> [Work to complete]: Without including any pictures, write out the listing below exactly.

> [Input]:
>>
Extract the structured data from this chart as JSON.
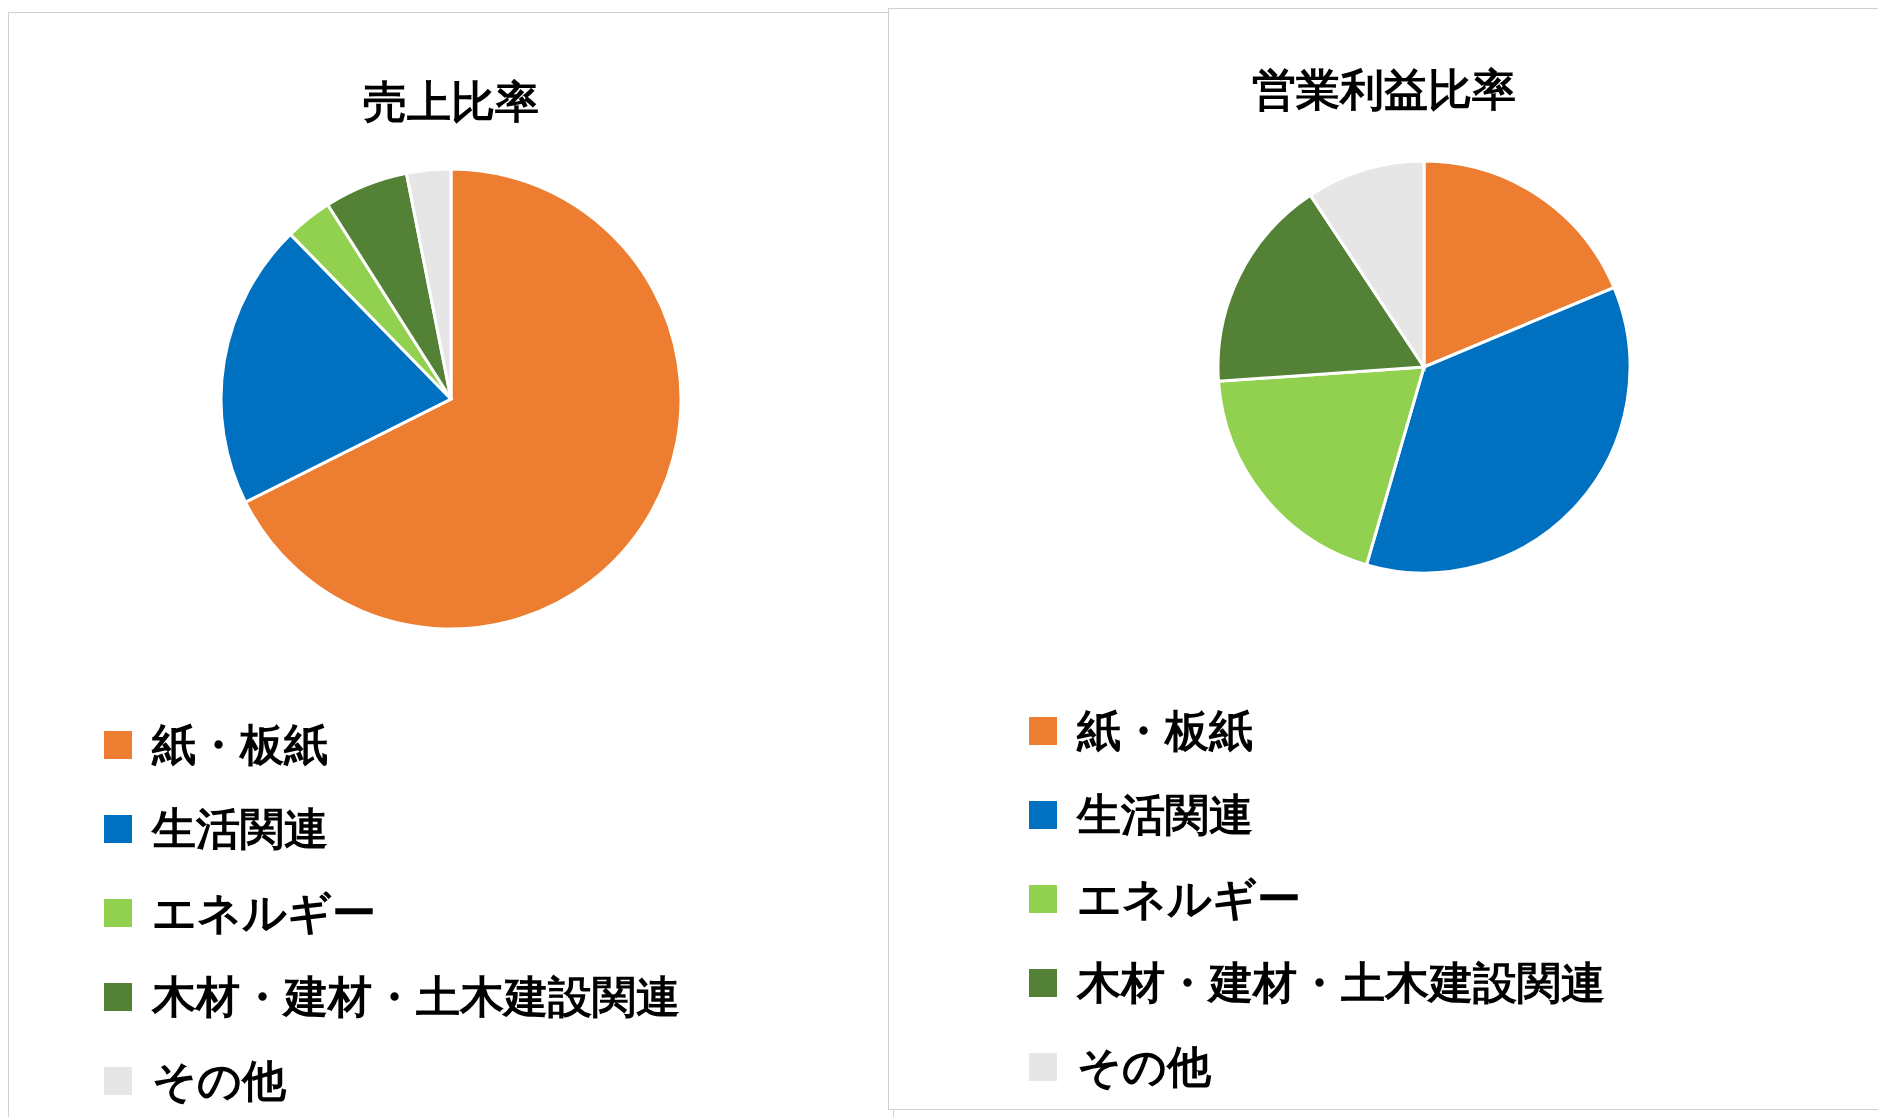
{
  "chart_data": [
    {
      "type": "pie",
      "title": "売上比率",
      "categories": [
        "紙・板紙",
        "生活関連",
        "エネルギー",
        "木材・建材・土木建設関連",
        "その他"
      ],
      "values": [
        67.6,
        20.1,
        3.3,
        5.9,
        3.1
      ],
      "colors": [
        "#ed7d31",
        "#0070c0",
        "#92d050",
        "#538135",
        "#e7e6e6"
      ],
      "legend": "bottom"
    },
    {
      "type": "pie",
      "title": "営業利益比率",
      "categories": [
        "紙・板紙",
        "生活関連",
        "エネルギー",
        "木材・建材・土木建設関連",
        "その他"
      ],
      "values": [
        18.7,
        35.8,
        19.4,
        16.8,
        9.3
      ],
      "colors": [
        "#ed7d31",
        "#0070c0",
        "#92d050",
        "#538135",
        "#e7e6e6"
      ],
      "legend": "bottom"
    }
  ]
}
<<
> [Finished task]:
Extract the structured data from this chart as JSON.
{
  "chart_data": [
    {
      "type": "pie",
      "title": "売上比率",
      "categories": [
        "紙・板紙",
        "生活関連",
        "エネルギー",
        "木材・建材・土木建設関連",
        "その他"
      ],
      "values": [
        67.6,
        20.1,
        3.3,
        5.9,
        3.1
      ],
      "colors": [
        "#ed7d31",
        "#0070c0",
        "#92d050",
        "#538135",
        "#e7e6e6"
      ],
      "legend": "bottom"
    },
    {
      "type": "pie",
      "title": "営業利益比率",
      "categories": [
        "紙・板紙",
        "生活関連",
        "エネルギー",
        "木材・建材・土木建設関連",
        "その他"
      ],
      "values": [
        18.7,
        35.8,
        19.4,
        16.8,
        9.3
      ],
      "colors": [
        "#ed7d31",
        "#0070c0",
        "#92d050",
        "#538135",
        "#e7e6e6"
      ],
      "legend": "bottom"
    }
  ]
}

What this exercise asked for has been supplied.